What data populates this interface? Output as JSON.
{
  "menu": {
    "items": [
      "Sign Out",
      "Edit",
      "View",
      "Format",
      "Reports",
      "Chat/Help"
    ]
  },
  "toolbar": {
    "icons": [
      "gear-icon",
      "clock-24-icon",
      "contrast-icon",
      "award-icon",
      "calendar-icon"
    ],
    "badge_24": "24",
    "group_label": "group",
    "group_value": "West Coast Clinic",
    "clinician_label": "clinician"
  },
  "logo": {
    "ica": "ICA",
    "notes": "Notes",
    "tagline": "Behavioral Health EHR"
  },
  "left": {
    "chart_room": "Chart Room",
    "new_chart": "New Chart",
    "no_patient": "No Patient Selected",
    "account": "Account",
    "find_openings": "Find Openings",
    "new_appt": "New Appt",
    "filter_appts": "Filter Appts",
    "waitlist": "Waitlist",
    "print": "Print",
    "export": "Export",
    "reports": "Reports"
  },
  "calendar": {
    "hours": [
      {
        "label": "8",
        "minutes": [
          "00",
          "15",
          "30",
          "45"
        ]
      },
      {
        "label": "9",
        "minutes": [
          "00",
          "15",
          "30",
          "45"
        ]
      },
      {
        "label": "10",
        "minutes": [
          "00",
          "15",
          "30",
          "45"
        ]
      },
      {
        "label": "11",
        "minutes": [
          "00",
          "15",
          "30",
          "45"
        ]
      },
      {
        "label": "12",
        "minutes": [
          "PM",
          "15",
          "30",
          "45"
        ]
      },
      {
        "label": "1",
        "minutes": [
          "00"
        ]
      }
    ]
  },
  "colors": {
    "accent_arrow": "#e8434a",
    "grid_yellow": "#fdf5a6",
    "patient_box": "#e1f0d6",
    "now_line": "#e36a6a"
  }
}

Task directions.
Looking at the records above, work out how many lines include the string "Chart". Give the number and nothing else.

Right answer.
2